- _What is being asked_
Omit the pictures and output every entry below exactly as written.

Stored data
——————

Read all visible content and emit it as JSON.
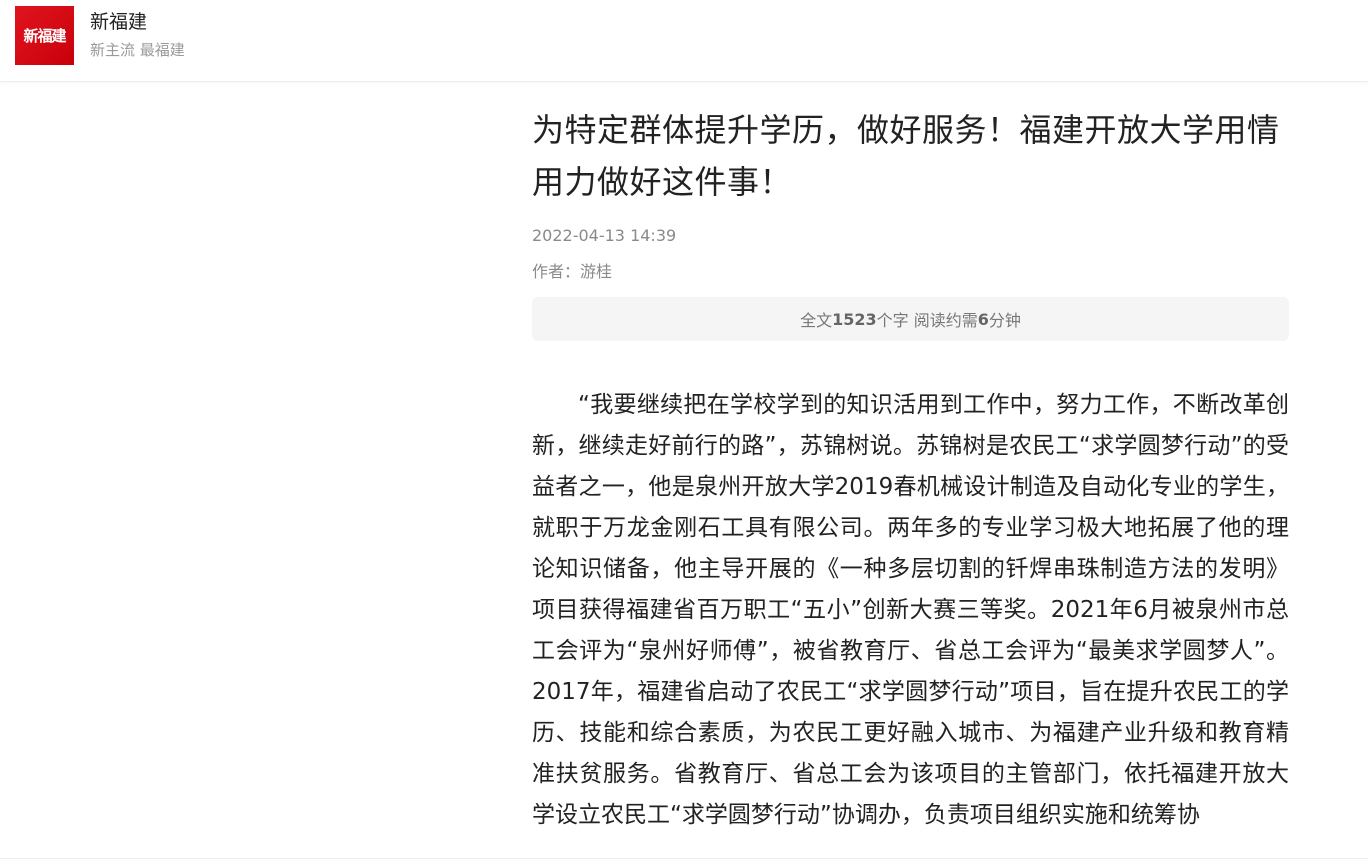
{
  "header": {
    "logo_text": "新福建",
    "brand_name": "新福建",
    "slogan": "新主流 最福建",
    "brand_color": "#d7141e"
  },
  "article": {
    "title": "为特定群体提升学历，做好服务！福建开放大学用情用力做好这件事！",
    "date": "2022-04-13 14:39",
    "author_label": "作者：",
    "author_name": "游桂",
    "summary": {
      "prefix": "全文",
      "char_count": "1523",
      "middle": "个字 阅读约需",
      "minutes": "6",
      "suffix": "分钟"
    },
    "paragraph": "“我要继续把在学校学到的知识活用到工作中，努力工作，不断改革创新，继续走好前行的路”，苏锦树说。苏锦树是农民工“求学圆梦行动”的受益者之一，他是泉州开放大学2019春机械设计制造及自动化专业的学生，就职于万龙金刚石工具有限公司。两年多的专业学习极大地拓展了他的理论知识储备，他主导开展的《一种多层切割的钎焊串珠制造方法的发明》项目获得福建省百万职工“五小”创新大赛三等奖。2021年6月被泉州市总工会评为“泉州好师傅”，被省教育厅、省总工会评为“最美求学圆梦人”。2017年，福建省启动了农民工“求学圆梦行动”项目，旨在提升农民工的学历、技能和综合素质，为农民工更好融入城市、为福建产业升级和教育精准扶贫服务。省教育厅、省总工会为该项目的主管部门，依托福建开放大学设立农民工“求学圆梦行动”协调办，负责项目组织实施和统筹协"
  }
}
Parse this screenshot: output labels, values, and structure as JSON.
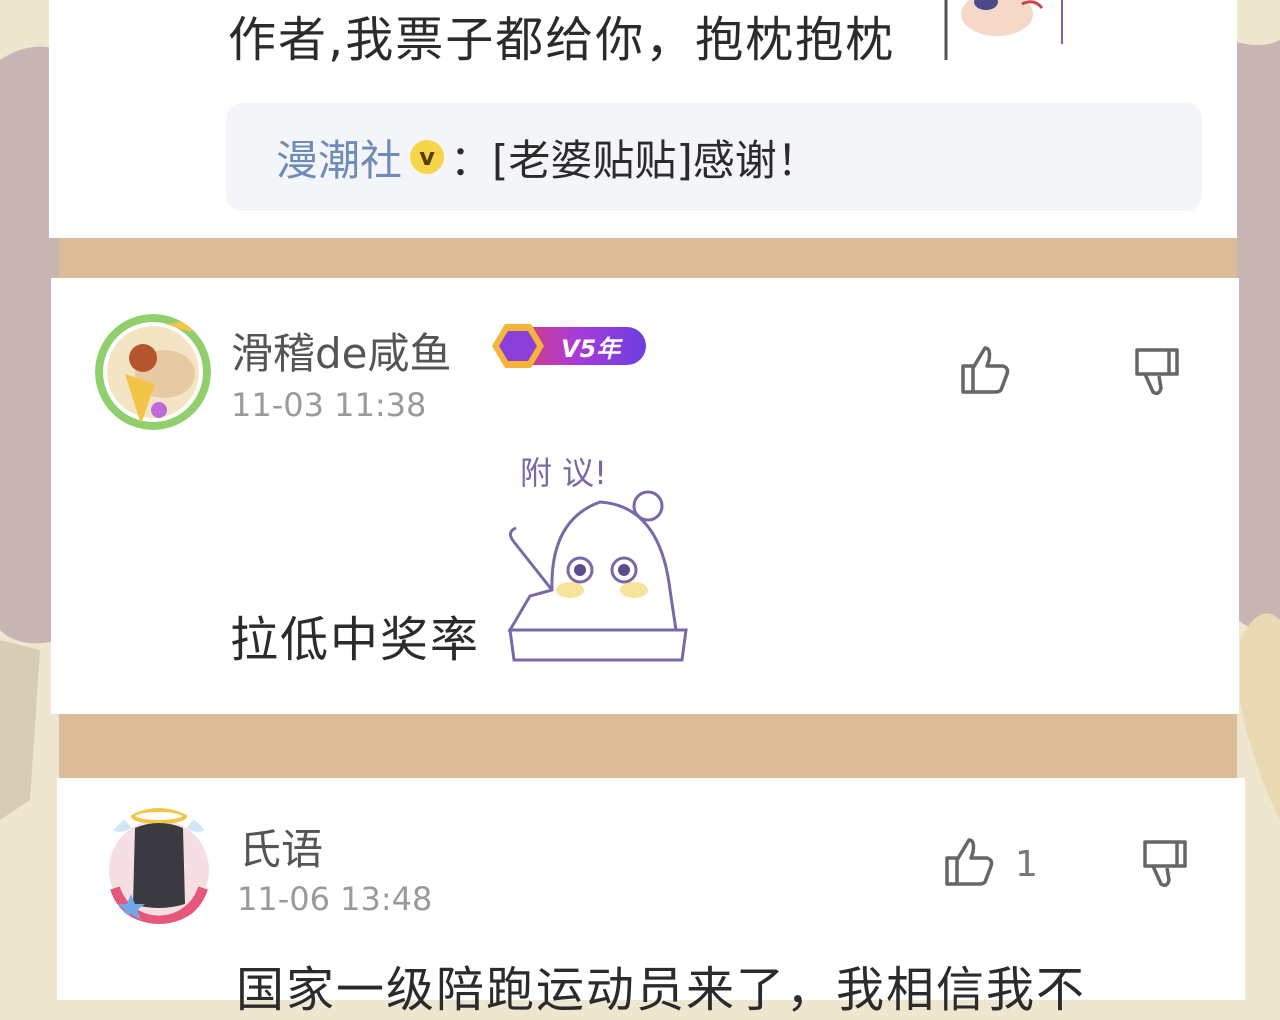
{
  "comments": [
    {
      "text": "作者,我票子都给你，抱枕抱枕",
      "reply": {
        "user": "漫潮社",
        "verified_badge": "v",
        "separator": "：",
        "content": "[老婆贴贴]感谢！"
      }
    },
    {
      "username": "滑稽de咸鱼",
      "level_badge": "V5年",
      "timestamp": "11-03 11:38",
      "text": "拉低中奖率",
      "sticker_text": "附 议!",
      "likes": ""
    },
    {
      "username": "氏语",
      "timestamp": "11-06 13:48",
      "text": "国家一级陪跑运动员来了，我相信我不",
      "likes": "1"
    }
  ],
  "icons": {
    "like": "thumbs-up-icon",
    "dislike": "thumbs-down-icon"
  },
  "colors": {
    "separator_strip": "#dcbc98",
    "reply_user": "#6d8db8",
    "level_badge_start": "#e13a6a",
    "level_badge_end": "#6b3ee0"
  }
}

——————

- _Expected answer_
Read all visible content and emit it as JSON.
{
  "header": {
    "logo_text": "新福建",
    "brand_name": "新福建",
    "slogan": "新主流 最福建",
    "brand_color": "#d7141e"
  },
  "article": {
    "title": "为特定群体提升学历，做好服务！福建开放大学用情用力做好这件事！",
    "date": "2022-04-13 14:39",
    "author_label": "作者：",
    "author_name": "游桂",
    "summary": {
      "prefix": "全文",
      "char_count": "1523",
      "middle": "个字 阅读约需",
      "minutes": "6",
      "suffix": "分钟"
    },
    "paragraph": "“我要继续把在学校学到的知识活用到工作中，努力工作，不断改革创新，继续走好前行的路”，苏锦树说。苏锦树是农民工“求学圆梦行动”的受益者之一，他是泉州开放大学2019春机械设计制造及自动化专业的学生，就职于万龙金刚石工具有限公司。两年多的专业学习极大地拓展了他的理论知识储备，他主导开展的《一种多层切割的钎焊串珠制造方法的发明》项目获得福建省百万职工“五小”创新大赛三等奖。2021年6月被泉州市总工会评为“泉州好师傅”，被省教育厅、省总工会评为“最美求学圆梦人”。2017年，福建省启动了农民工“求学圆梦行动”项目，旨在提升农民工的学历、技能和综合素质，为农民工更好融入城市、为福建产业升级和教育精准扶贫服务。省教育厅、省总工会为该项目的主管部门，依托福建开放大学设立农民工“求学圆梦行动”协调办，负责项目组织实施和统筹协"
  }
}
Parse this screenshot: output labels, values, and structure as JSON.
{
  "comments": [
    {
      "text": "作者,我票子都给你，抱枕抱枕",
      "reply": {
        "user": "漫潮社",
        "verified_badge": "v",
        "separator": "：",
        "content": "[老婆贴贴]感谢！"
      }
    },
    {
      "username": "滑稽de咸鱼",
      "level_badge": "V5年",
      "timestamp": "11-03 11:38",
      "text": "拉低中奖率",
      "sticker_text": "附 议!",
      "likes": ""
    },
    {
      "username": "氏语",
      "timestamp": "11-06 13:48",
      "text": "国家一级陪跑运动员来了，我相信我不",
      "likes": "1"
    }
  ],
  "icons": {
    "like": "thumbs-up-icon",
    "dislike": "thumbs-down-icon"
  },
  "colors": {
    "separator_strip": "#dcbc98",
    "reply_user": "#6d8db8",
    "level_badge_start": "#e13a6a",
    "level_badge_end": "#6b3ee0"
  }
}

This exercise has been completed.